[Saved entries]
▼▼▼

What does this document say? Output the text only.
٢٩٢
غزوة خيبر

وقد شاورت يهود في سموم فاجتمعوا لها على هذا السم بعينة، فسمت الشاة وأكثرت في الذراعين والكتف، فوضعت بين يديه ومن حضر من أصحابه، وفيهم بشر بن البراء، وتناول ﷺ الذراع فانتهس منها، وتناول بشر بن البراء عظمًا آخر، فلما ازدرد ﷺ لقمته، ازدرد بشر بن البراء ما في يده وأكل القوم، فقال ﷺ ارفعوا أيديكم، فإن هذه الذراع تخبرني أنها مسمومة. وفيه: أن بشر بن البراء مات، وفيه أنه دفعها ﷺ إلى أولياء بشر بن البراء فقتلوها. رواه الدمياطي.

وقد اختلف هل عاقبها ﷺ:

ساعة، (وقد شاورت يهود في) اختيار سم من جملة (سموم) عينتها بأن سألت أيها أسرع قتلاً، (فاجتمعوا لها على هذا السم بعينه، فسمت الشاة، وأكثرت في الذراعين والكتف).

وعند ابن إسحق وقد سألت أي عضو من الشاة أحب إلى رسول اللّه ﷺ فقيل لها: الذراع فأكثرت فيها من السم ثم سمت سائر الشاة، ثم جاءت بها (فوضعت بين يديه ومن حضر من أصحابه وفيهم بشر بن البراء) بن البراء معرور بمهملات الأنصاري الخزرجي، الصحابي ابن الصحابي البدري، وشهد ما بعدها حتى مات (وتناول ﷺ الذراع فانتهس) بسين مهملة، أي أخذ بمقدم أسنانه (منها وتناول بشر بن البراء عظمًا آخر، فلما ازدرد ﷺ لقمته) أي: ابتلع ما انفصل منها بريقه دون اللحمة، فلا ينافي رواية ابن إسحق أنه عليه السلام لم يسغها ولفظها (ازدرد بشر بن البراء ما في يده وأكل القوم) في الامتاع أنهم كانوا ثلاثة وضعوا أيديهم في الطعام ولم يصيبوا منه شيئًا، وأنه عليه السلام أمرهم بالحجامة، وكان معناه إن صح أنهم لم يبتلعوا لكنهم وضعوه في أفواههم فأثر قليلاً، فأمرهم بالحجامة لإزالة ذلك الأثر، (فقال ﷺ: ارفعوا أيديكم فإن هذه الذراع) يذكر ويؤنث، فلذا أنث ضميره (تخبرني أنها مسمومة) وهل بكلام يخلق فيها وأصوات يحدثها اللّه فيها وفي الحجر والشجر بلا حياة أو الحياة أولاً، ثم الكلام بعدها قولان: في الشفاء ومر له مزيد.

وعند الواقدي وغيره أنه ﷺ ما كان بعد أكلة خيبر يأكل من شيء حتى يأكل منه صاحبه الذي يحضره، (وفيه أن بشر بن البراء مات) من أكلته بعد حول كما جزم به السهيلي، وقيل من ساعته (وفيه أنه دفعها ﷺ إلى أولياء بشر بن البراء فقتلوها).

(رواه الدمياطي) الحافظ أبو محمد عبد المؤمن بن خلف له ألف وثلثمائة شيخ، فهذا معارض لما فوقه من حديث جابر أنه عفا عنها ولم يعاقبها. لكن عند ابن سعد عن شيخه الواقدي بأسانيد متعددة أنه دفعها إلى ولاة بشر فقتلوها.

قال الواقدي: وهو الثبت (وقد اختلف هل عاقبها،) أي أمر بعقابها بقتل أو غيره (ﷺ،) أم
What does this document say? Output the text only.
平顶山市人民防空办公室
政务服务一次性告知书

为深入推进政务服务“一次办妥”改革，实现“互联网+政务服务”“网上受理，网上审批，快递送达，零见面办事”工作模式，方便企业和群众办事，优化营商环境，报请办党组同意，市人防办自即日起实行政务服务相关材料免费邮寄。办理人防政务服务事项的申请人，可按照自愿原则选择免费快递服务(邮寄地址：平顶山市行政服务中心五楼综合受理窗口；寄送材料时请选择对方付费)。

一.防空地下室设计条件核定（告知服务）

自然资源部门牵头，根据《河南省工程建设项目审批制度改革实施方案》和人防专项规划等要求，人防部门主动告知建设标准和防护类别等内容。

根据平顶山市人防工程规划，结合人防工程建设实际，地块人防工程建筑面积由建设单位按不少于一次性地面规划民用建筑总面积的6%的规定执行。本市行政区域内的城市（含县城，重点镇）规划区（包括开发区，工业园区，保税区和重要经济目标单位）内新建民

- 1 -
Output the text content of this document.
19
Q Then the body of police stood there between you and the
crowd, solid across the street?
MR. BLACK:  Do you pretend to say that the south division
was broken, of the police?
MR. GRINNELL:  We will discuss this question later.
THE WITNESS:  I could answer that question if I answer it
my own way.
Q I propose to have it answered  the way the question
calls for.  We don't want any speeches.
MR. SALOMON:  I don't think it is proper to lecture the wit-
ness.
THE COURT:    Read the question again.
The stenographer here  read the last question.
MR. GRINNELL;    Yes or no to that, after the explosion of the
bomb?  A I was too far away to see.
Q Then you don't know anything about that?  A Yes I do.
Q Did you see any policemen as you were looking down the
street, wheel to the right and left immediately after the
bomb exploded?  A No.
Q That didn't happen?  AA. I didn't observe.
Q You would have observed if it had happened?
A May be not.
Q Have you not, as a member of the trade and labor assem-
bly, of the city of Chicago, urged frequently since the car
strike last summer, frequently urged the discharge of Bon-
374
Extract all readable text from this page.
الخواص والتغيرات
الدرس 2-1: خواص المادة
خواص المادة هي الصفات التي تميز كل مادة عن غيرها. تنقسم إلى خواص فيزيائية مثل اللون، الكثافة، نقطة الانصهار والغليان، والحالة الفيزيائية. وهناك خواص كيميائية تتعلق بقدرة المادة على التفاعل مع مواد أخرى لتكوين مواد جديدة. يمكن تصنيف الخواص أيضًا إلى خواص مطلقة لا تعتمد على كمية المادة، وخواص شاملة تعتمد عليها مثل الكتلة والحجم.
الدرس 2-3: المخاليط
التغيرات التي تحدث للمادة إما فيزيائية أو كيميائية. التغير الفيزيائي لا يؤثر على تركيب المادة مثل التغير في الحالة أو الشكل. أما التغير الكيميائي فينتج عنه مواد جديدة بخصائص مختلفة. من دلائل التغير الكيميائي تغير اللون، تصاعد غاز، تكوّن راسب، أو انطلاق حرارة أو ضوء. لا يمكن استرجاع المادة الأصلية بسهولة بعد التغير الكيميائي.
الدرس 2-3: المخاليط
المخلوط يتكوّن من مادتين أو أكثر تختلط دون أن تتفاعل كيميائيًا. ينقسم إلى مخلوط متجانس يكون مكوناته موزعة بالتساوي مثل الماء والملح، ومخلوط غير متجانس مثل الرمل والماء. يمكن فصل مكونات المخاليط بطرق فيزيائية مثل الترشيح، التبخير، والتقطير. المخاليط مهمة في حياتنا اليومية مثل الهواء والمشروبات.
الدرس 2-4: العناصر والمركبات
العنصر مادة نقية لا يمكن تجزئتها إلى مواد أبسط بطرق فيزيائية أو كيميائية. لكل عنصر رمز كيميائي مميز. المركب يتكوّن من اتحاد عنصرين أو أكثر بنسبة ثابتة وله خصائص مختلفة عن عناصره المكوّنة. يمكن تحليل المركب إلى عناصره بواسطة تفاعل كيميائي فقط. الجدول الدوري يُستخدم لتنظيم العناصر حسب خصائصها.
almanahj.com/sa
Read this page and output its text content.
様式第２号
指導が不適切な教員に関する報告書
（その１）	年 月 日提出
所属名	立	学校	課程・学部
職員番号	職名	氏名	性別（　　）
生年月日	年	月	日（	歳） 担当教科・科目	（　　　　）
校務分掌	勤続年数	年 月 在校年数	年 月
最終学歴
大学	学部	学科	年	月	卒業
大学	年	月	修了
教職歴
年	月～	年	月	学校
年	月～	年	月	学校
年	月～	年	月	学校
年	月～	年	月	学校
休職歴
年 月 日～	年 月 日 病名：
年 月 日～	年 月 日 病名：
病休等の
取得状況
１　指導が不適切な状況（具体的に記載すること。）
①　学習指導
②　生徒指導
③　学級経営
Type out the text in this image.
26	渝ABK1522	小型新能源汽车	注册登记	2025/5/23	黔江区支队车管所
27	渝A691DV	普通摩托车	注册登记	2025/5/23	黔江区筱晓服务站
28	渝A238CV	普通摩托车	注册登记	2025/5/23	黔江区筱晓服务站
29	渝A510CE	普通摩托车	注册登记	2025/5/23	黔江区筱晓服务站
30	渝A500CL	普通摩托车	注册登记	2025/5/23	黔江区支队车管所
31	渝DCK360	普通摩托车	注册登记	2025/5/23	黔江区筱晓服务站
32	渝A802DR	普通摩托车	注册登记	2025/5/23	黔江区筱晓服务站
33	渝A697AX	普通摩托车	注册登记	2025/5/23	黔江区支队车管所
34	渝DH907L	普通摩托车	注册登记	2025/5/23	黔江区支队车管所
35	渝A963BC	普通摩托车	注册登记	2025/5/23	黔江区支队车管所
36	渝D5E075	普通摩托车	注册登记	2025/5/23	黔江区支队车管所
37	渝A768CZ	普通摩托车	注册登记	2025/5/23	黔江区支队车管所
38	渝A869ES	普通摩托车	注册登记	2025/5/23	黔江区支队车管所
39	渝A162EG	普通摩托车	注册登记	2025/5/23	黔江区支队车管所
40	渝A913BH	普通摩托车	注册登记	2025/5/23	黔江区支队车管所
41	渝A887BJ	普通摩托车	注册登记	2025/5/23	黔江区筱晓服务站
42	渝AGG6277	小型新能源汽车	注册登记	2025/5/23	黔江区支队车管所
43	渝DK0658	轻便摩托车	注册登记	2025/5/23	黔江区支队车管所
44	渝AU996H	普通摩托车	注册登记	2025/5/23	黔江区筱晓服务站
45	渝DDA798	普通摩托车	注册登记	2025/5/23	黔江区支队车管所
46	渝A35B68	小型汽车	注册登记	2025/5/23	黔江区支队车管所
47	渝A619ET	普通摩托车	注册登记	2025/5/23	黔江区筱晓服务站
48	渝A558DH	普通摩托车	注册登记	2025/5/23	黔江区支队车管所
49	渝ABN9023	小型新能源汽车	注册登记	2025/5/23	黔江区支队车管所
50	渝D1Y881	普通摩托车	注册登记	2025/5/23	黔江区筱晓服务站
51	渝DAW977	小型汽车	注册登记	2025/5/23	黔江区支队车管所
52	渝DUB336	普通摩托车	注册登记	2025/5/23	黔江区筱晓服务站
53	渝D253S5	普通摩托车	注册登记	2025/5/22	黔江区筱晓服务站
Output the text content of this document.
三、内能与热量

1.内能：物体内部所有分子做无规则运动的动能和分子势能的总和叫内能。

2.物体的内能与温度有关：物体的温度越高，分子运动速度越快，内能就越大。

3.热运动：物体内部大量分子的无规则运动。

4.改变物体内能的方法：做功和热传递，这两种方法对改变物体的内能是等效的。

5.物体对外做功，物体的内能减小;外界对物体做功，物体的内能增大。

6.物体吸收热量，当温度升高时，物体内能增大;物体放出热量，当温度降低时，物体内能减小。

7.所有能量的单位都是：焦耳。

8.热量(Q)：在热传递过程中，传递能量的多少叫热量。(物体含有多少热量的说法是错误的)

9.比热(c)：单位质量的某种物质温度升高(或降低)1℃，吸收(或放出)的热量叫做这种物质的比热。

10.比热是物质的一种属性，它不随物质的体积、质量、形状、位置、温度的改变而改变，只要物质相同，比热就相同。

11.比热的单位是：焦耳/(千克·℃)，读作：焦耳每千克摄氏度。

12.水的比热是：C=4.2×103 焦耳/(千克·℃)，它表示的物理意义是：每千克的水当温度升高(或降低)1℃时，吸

▲▲▲

GIVEN PROBLEM. Within the listing above, copy each line that has the string "this".

ANSWER.
What does this document say? Output the text only.
What does this document say? Output the text only.
Output the text content of this document.
MR. GRINNELL:  We will discuss this question later.
Extract all readable text from this page.
Read this page and output its text content.
Type out the text in this image.
Output the text content of this document.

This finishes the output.